- WHAT NEEDS TO BE DONE
Make an exact copy of the listing below.

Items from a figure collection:

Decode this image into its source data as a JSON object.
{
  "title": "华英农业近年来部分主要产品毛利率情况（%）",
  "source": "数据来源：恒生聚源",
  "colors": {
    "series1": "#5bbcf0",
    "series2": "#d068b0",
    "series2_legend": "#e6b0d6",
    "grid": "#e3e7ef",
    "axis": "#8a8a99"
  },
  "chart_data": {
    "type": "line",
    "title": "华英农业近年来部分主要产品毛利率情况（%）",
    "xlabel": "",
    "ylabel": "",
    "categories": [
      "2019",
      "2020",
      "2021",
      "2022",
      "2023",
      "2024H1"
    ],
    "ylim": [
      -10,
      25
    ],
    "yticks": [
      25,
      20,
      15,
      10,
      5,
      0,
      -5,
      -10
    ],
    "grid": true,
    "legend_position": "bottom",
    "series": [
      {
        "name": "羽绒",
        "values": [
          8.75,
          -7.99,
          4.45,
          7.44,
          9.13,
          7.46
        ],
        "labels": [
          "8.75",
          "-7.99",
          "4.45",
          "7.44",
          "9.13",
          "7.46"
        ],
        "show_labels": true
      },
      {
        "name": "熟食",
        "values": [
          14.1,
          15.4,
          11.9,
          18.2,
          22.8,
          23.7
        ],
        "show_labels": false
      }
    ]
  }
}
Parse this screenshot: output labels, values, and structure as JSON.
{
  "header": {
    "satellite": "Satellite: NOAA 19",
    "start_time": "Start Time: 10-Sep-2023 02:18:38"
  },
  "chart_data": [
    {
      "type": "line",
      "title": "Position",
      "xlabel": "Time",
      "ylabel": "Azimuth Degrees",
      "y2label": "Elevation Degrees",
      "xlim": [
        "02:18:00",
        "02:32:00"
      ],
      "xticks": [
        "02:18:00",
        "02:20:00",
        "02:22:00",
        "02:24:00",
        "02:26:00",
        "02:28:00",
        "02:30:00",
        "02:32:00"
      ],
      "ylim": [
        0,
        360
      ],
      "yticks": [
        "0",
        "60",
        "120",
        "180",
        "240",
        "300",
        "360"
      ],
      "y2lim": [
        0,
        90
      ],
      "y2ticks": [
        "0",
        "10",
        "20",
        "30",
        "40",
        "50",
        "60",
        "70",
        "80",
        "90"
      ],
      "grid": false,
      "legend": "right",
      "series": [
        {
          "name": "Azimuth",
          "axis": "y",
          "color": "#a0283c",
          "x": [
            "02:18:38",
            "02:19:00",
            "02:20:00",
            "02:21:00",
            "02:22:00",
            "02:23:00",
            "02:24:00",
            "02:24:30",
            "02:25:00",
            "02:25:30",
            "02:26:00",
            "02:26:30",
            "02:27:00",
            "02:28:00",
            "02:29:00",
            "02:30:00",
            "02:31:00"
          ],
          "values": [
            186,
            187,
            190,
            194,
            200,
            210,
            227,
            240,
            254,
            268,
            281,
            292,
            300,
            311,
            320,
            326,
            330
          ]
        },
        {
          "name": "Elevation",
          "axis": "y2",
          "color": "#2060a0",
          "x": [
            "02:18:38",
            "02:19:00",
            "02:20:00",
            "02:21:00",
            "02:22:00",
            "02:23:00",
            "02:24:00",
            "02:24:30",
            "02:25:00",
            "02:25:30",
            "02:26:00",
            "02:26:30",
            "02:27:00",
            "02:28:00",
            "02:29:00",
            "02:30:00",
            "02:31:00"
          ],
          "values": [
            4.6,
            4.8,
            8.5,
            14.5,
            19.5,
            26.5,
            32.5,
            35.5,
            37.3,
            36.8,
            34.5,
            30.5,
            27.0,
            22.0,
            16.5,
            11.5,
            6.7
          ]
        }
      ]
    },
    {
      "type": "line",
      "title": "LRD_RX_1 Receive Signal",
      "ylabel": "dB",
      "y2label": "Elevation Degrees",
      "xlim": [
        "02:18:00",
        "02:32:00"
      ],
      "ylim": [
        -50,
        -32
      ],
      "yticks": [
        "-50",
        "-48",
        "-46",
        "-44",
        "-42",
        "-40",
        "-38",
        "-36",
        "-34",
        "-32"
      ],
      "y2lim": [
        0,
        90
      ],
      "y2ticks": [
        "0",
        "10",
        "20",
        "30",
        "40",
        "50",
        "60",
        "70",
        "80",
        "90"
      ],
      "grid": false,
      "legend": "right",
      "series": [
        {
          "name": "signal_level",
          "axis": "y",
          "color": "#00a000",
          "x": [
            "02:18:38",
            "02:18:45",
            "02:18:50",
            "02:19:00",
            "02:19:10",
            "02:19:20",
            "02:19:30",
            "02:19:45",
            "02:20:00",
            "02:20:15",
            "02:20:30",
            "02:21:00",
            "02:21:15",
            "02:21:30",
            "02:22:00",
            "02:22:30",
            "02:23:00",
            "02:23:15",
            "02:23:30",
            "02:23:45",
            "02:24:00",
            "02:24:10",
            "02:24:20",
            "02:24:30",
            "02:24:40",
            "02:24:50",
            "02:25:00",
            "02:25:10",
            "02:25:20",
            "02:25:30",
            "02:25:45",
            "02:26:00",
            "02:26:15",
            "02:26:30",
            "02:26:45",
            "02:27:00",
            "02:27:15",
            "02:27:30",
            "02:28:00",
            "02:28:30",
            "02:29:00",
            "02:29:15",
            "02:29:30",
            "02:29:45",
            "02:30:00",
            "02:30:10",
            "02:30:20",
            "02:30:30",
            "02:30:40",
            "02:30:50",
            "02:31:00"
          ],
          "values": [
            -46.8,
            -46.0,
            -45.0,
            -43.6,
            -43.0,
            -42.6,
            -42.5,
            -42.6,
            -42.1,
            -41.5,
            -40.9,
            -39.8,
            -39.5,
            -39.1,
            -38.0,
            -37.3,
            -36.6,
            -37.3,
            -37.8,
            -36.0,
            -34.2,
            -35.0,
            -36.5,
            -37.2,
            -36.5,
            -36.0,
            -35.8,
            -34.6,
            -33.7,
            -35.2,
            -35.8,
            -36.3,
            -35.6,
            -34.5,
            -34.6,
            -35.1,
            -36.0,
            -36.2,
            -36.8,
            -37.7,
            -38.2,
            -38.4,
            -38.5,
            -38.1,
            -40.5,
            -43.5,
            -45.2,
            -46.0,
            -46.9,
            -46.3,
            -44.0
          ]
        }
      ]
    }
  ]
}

- EXERCISE RESULT
Decode this image into its source data as a JSON object.
{
  "title": "华英农业近年来部分主要产品毛利率情况（%）",
  "source": "数据来源：恒生聚源",
  "colors": {
    "series1": "#5bbcf0",
    "series2": "#d068b0",
    "series2_legend": "#e6b0d6",
    "grid": "#e3e7ef",
    "axis": "#8a8a99"
  },
  "chart_data": {
    "type": "line",
    "title": "华英农业近年来部分主要产品毛利率情况（%）",
    "xlabel": "",
    "ylabel": "",
    "categories": [
      "2019",
      "2020",
      "2021",
      "2022",
      "2023",
      "2024H1"
    ],
    "ylim": [
      -10,
      25
    ],
    "yticks": [
      25,
      20,
      15,
      10,
      5,
      0,
      -5,
      -10
    ],
    "grid": true,
    "legend_position": "bottom",
    "series": [
      {
        "name": "羽绒",
        "values": [
          8.75,
          -7.99,
          4.45,
          7.44,
          9.13,
          7.46
        ],
        "labels": [
          "8.75",
          "-7.99",
          "4.45",
          "7.44",
          "9.13",
          "7.46"
        ],
        "show_labels": true
      },
      {
        "name": "熟食",
        "values": [
          14.1,
          15.4,
          11.9,
          18.2,
          22.8,
          23.7
        ],
        "show_labels": false
      }
    ]
  }
}
Parse this screenshot: output labels, values, and structure as JSON.
{
  "header": {
    "satellite": "Satellite: NOAA 19",
    "start_time": "Start Time: 10-Sep-2023 02:18:38"
  },
  "chart_data": [
    {
      "type": "line",
      "title": "Position",
      "xlabel": "Time",
      "ylabel": "Azimuth Degrees",
      "y2label": "Elevation Degrees",
      "xlim": [
        "02:18:00",
        "02:32:00"
      ],
      "xticks": [
        "02:18:00",
        "02:20:00",
        "02:22:00",
        "02:24:00",
        "02:26:00",
        "02:28:00",
        "02:30:00",
        "02:32:00"
      ],
      "ylim": [
        0,
        360
      ],
      "yticks": [
        "0",
        "60",
        "120",
        "180",
        "240",
        "300",
        "360"
      ],
      "y2lim": [
        0,
        90
      ],
      "y2ticks": [
        "0",
        "10",
        "20",
        "30",
        "40",
        "50",
        "60",
        "70",
        "80",
        "90"
      ],
      "grid": false,
      "legend": "right",
      "series": [
        {
          "name": "Azimuth",
          "axis": "y",
          "color": "#a0283c",
          "x": [
            "02:18:38",
            "02:19:00",
            "02:20:00",
            "02:21:00",
            "02:22:00",
            "02:23:00",
            "02:24:00",
            "02:24:30",
            "02:25:00",
            "02:25:30",
            "02:26:00",
            "02:26:30",
            "02:27:00",
            "02:28:00",
            "02:29:00",
            "02:30:00",
            "02:31:00"
          ],
          "values": [
            186,
            187,
            190,
            194,
            200,
            210,
            227,
            240,
            254,
            268,
            281,
            292,
            300,
            311,
            320,
            326,
            330
          ]
        },
        {
          "name": "Elevation",
          "axis": "y2",
          "color": "#2060a0",
          "x": [
            "02:18:38",
            "02:19:00",
            "02:20:00",
            "02:21:00",
            "02:22:00",
            "02:23:00",
            "02:24:00",
            "02:24:30",
            "02:25:00",
            "02:25:30",
            "02:26:00",
            "02:26:30",
            "02:27:00",
            "02:28:00",
            "02:29:00",
            "02:30:00",
            "02:31:00"
          ],
          "values": [
            4.6,
            4.8,
            8.5,
            14.5,
            19.5,
            26.5,
            32.5,
            35.5,
            37.3,
            36.8,
            34.5,
            30.5,
            27.0,
            22.0,
            16.5,
            11.5,
            6.7
          ]
        }
      ]
    },
    {
      "type": "line",
      "title": "LRD_RX_1 Receive Signal",
      "ylabel": "dB",
      "y2label": "Elevation Degrees",
      "xlim": [
        "02:18:00",
        "02:32:00"
      ],
      "ylim": [
        -50,
        -32
      ],
      "yticks": [
        "-50",
        "-48",
        "-46",
        "-44",
        "-42",
        "-40",
        "-38",
        "-36",
        "-34",
        "-32"
      ],
      "y2lim": [
        0,
        90
      ],
      "y2ticks": [
        "0",
        "10",
        "20",
        "30",
        "40",
        "50",
        "60",
        "70",
        "80",
        "90"
      ],
      "grid": false,
      "legend": "right",
      "series": [
        {
          "name": "signal_level",
          "axis": "y",
          "color": "#00a000",
          "x": [
            "02:18:38",
            "02:18:45",
            "02:18:50",
            "02:19:00",
            "02:19:10",
            "02:19:20",
            "02:19:30",
            "02:19:45",
            "02:20:00",
            "02:20:15",
            "02:20:30",
            "02:21:00",
            "02:21:15",
            "02:21:30",
            "02:22:00",
            "02:22:30",
            "02:23:00",
            "02:23:15",
            "02:23:30",
            "02:23:45",
            "02:24:00",
            "02:24:10",
            "02:24:20",
            "02:24:30",
            "02:24:40",
            "02:24:50",
            "02:25:00",
            "02:25:10",
            "02:25:20",
            "02:25:30",
            "02:25:45",
            "02:26:00",
            "02:26:15",
            "02:26:30",
            "02:26:45",
            "02:27:00",
            "02:27:15",
            "02:27:30",
            "02:28:00",
            "02:28:30",
            "02:29:00",
            "02:29:15",
            "02:29:30",
            "02:29:45",
            "02:30:00",
            "02:30:10",
            "02:30:20",
            "02:30:30",
            "02:30:40",
            "02:30:50",
            "02:31:00"
          ],
          "values": [
            -46.8,
            -46.0,
            -45.0,
            -43.6,
            -43.0,
            -42.6,
            -42.5,
            -42.6,
            -42.1,
            -41.5,
            -40.9,
            -39.8,
            -39.5,
            -39.1,
            -38.0,
            -37.3,
            -36.6,
            -37.3,
            -37.8,
            -36.0,
            -34.2,
            -35.0,
            -36.5,
            -37.2,
            -36.5,
            -36.0,
            -35.8,
            -34.6,
            -33.7,
            -35.2,
            -35.8,
            -36.3,
            -35.6,
            -34.5,
            -34.6,
            -35.1,
            -36.0,
            -36.2,
            -36.8,
            -37.7,
            -38.2,
            -38.4,
            -38.5,
            -38.1,
            -40.5,
            -43.5,
            -45.2,
            -46.0,
            -46.9,
            -46.3,
            -44.0
          ]
        }
      ]
    }
  ]
}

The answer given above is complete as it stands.